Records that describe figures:
####################
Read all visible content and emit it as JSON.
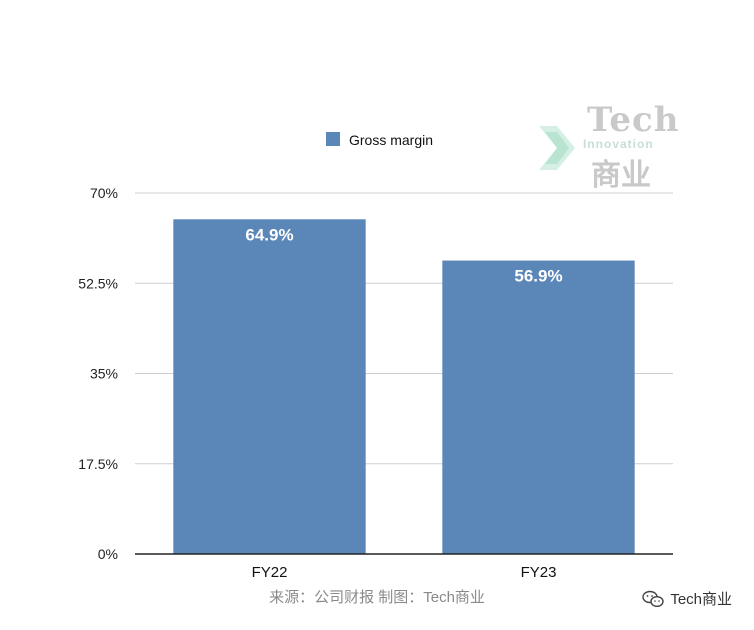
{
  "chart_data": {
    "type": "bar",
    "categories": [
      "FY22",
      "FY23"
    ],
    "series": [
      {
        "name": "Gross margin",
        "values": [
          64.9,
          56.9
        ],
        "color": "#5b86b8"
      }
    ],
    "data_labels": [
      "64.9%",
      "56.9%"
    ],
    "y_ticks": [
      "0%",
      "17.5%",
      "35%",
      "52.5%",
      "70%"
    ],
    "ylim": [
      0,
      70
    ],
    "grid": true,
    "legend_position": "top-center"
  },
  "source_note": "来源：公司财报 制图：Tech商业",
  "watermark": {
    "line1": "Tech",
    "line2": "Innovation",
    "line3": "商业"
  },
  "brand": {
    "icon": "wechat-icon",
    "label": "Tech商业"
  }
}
####################
Identify the lines in the records above that contain the word "Tech商业", then state how many there are and nothing more.

2